→ PROMPT
In the listing below, find every line with the string "company" and pull it out.

→ RECORDS FOR THE EXERCISE
--- --- ---
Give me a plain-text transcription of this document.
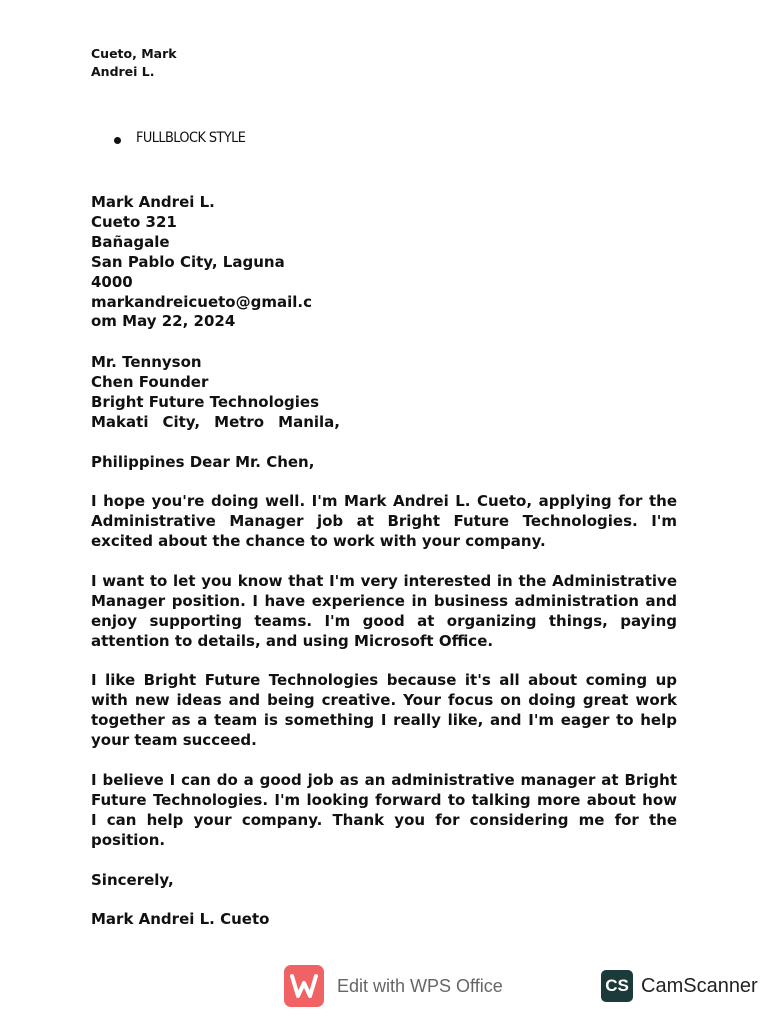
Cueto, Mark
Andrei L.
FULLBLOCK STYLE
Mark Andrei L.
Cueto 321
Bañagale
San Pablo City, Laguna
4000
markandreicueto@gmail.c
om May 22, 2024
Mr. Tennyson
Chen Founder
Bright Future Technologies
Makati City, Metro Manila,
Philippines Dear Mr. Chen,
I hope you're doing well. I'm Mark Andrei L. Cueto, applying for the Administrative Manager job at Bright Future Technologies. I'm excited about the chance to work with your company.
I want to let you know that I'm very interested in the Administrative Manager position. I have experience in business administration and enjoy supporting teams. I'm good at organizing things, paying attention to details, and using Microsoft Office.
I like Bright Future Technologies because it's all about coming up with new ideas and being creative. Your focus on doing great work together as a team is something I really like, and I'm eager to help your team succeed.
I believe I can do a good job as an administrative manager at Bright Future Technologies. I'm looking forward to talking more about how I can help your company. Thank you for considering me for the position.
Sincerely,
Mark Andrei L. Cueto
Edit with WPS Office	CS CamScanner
--- --- ---
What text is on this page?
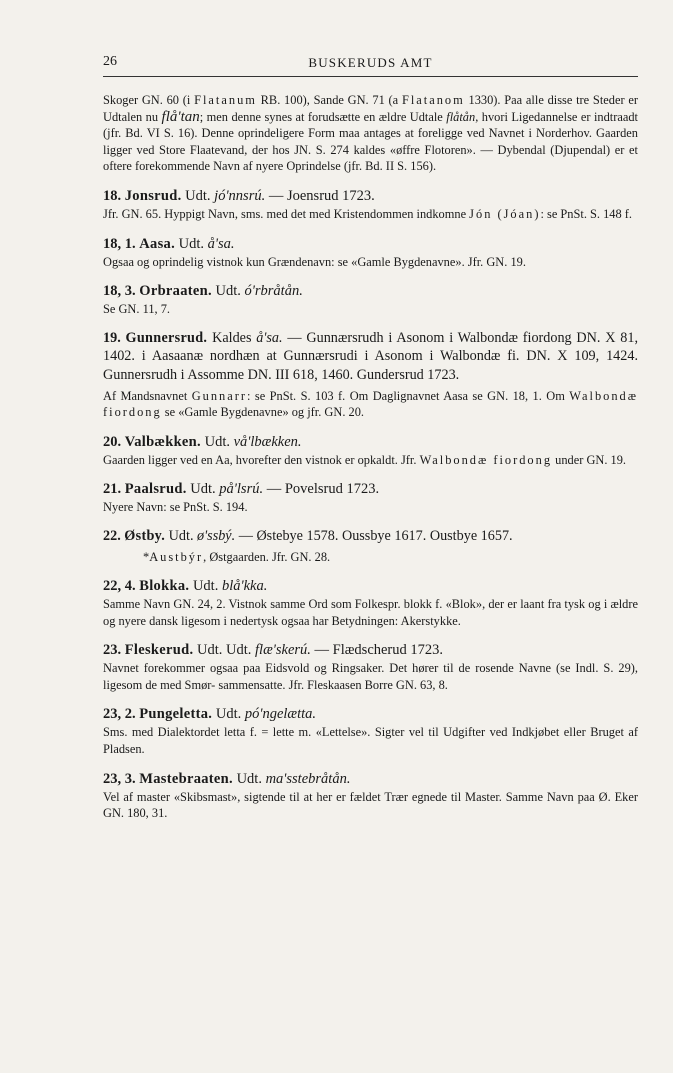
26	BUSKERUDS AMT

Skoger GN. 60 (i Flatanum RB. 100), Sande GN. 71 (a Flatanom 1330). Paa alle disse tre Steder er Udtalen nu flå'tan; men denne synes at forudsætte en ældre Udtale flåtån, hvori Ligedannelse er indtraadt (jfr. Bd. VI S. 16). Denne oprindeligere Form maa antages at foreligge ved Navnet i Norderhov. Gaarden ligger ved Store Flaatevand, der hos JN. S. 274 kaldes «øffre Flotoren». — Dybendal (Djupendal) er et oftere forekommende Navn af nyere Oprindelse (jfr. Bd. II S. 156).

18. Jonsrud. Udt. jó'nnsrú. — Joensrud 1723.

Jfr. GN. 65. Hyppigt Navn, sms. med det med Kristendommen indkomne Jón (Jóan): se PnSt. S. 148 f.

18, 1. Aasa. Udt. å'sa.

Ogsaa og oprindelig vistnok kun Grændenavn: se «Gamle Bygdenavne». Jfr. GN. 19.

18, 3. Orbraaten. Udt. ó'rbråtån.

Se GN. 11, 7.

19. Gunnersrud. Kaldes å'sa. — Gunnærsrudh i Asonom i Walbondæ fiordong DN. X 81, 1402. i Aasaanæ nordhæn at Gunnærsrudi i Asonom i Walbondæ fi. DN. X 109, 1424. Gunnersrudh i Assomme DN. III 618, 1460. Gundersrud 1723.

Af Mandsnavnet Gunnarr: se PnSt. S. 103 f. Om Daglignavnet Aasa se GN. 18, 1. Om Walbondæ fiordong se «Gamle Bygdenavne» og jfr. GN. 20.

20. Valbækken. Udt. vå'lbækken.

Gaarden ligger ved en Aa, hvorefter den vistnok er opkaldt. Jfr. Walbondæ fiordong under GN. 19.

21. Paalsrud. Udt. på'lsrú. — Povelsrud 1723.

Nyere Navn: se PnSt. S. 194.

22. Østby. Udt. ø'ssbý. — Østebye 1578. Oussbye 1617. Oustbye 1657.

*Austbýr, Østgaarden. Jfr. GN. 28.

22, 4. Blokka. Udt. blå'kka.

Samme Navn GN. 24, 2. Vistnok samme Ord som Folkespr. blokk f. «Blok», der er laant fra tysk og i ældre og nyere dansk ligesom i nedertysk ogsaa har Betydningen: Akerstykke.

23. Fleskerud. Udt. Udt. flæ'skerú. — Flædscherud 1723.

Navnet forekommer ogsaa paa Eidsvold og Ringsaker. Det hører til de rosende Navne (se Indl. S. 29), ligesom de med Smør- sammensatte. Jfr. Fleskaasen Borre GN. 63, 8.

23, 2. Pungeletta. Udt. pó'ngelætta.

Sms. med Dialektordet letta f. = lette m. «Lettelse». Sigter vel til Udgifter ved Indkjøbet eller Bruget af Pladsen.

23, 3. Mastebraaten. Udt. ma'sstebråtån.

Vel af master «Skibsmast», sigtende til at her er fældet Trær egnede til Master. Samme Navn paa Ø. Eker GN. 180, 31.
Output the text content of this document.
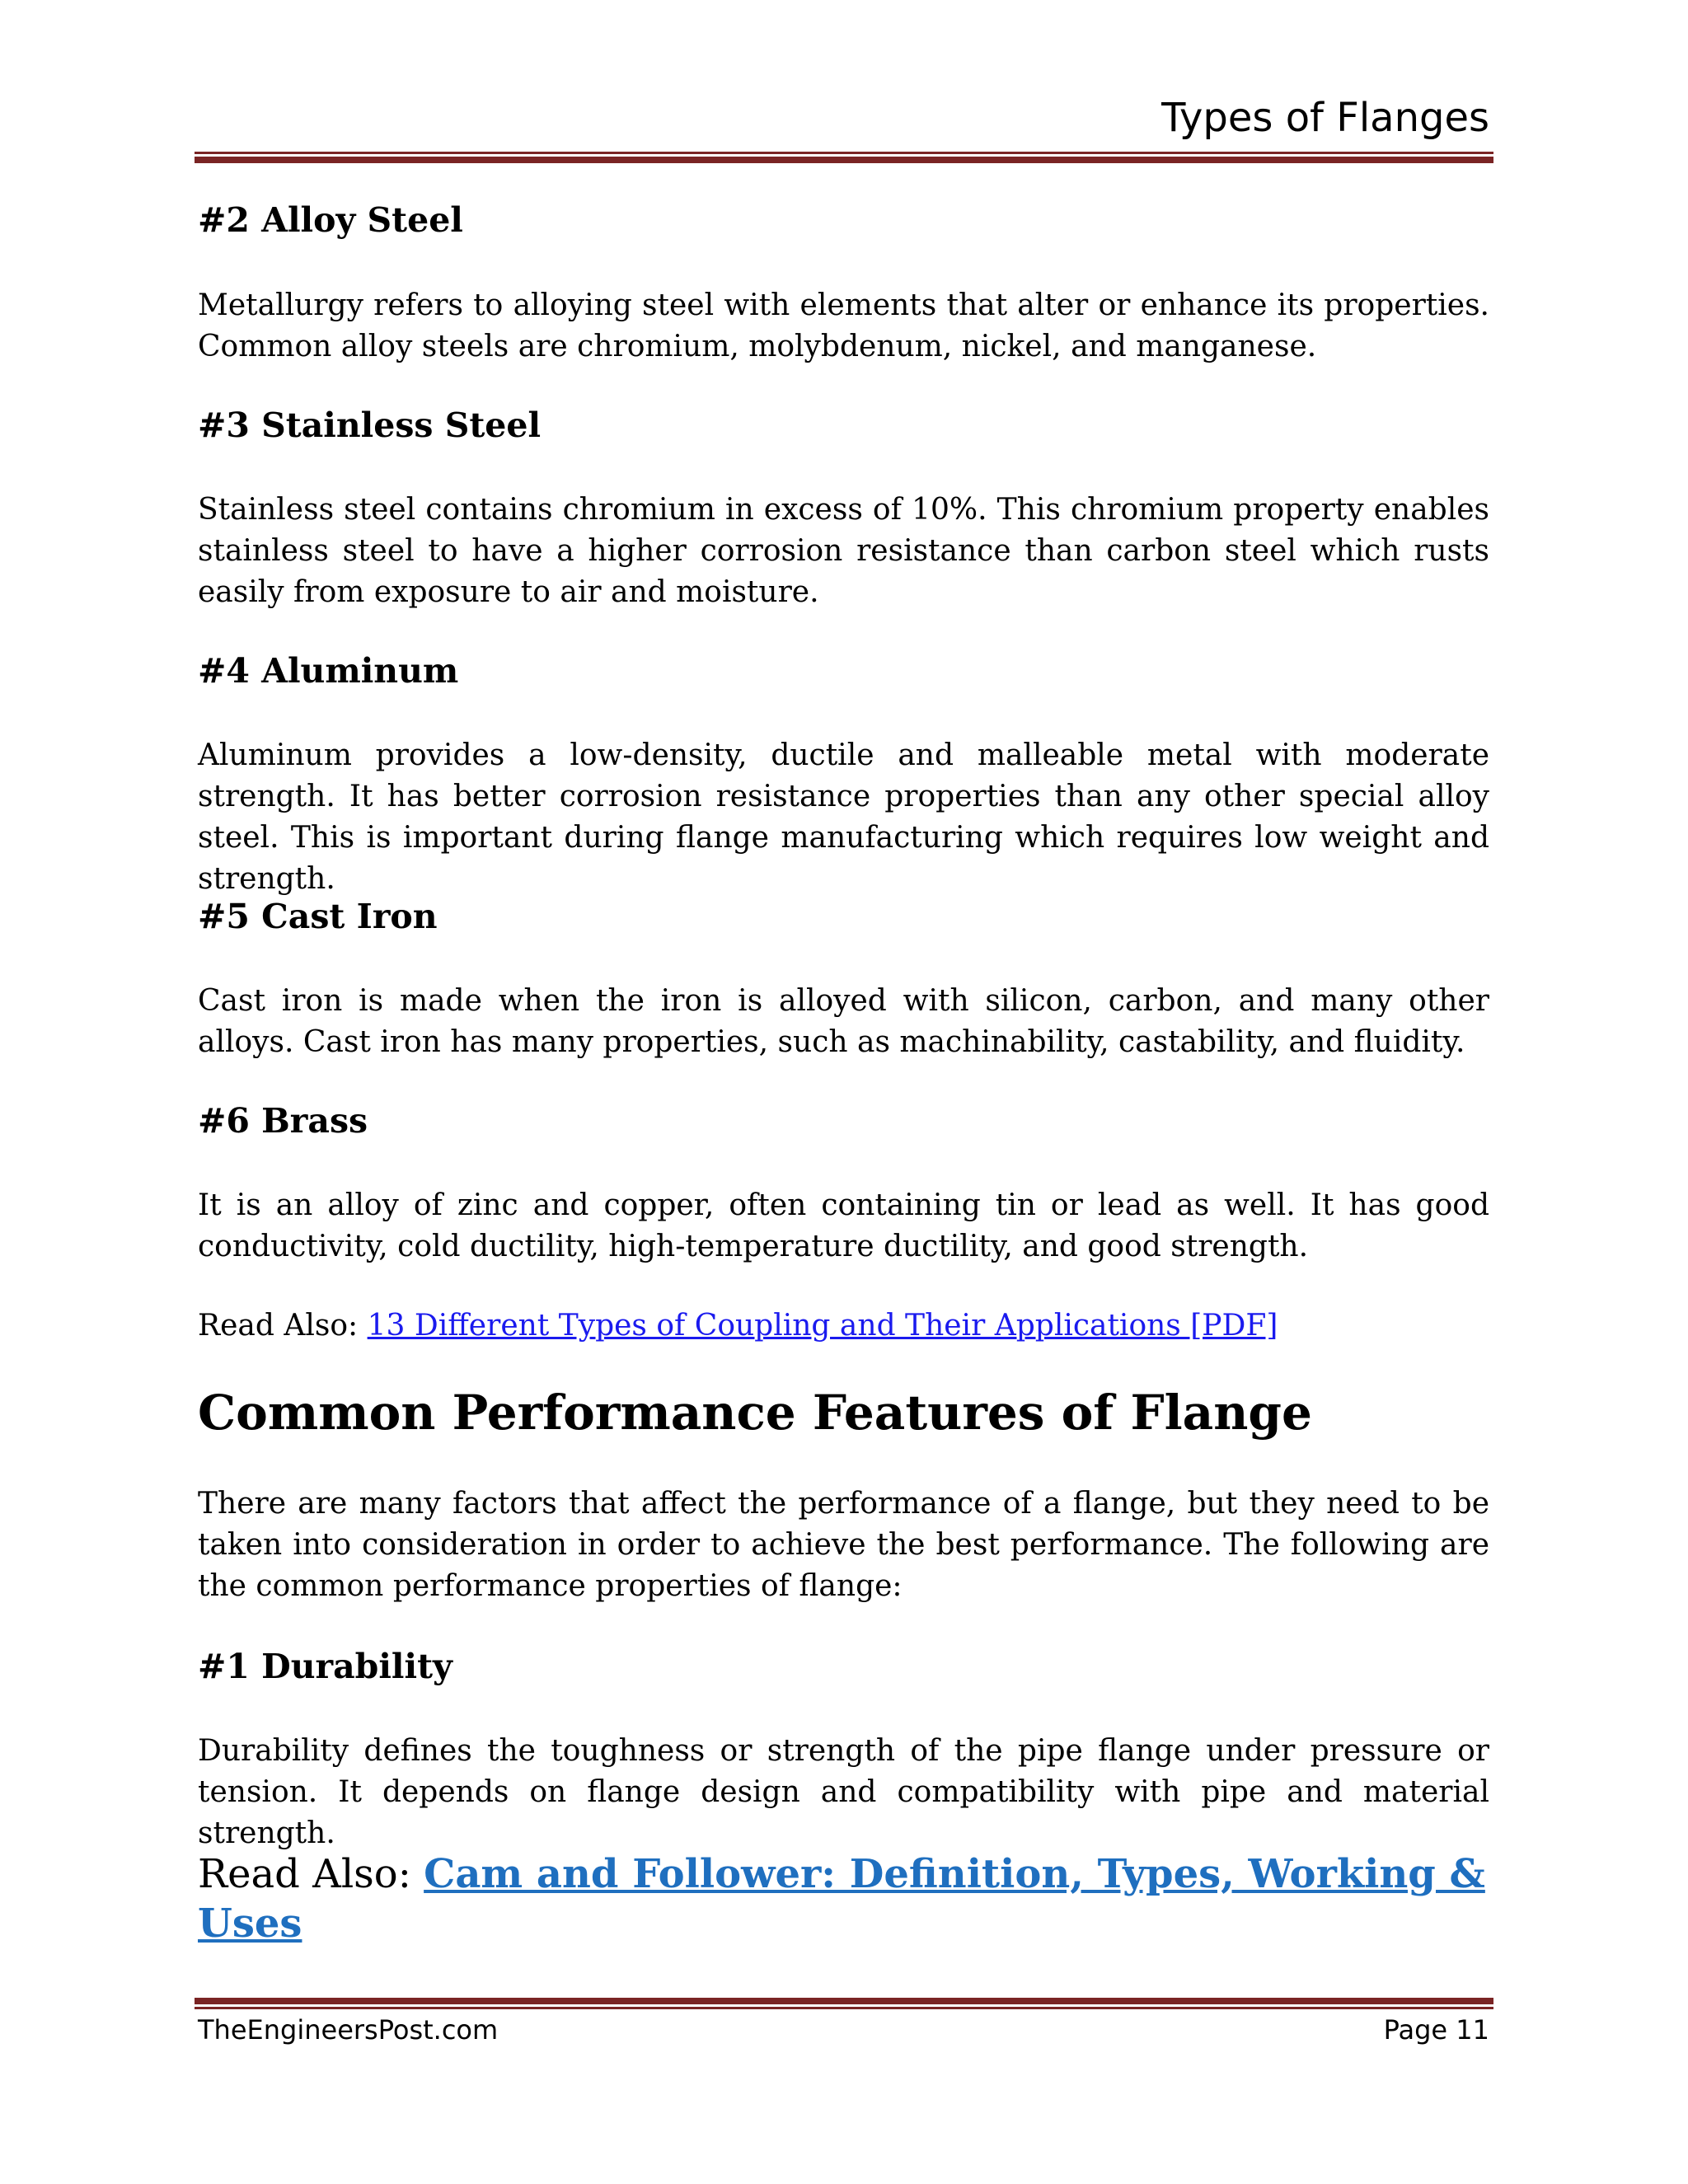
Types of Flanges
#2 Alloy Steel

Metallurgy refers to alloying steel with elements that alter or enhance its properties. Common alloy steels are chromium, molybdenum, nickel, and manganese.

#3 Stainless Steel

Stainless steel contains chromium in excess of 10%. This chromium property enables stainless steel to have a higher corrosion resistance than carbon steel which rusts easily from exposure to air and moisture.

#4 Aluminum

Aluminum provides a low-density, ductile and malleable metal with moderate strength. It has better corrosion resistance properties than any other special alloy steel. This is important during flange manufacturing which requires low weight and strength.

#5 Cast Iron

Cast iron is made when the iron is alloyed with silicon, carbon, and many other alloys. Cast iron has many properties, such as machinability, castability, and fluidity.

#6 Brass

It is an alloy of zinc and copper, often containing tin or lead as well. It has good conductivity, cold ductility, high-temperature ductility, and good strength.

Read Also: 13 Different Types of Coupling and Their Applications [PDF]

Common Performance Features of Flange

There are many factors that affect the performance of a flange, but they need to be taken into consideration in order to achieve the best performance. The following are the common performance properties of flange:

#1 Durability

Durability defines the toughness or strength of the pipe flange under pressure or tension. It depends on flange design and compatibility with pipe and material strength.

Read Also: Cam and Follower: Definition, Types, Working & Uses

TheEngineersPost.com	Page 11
--- --- ---
→ FINISHED EXERCISE
I hope you're doing well. I'm Mark Andrei L. Cueto, applying for the Administrative Manager job at Bright Future Technologies. I'm excited about the chance to work with your company.
I believe I can do a good job as an administrative manager at Bright Future Technologies. I'm looking forward to talking more about how I can help your company. Thank you for considering me for the position.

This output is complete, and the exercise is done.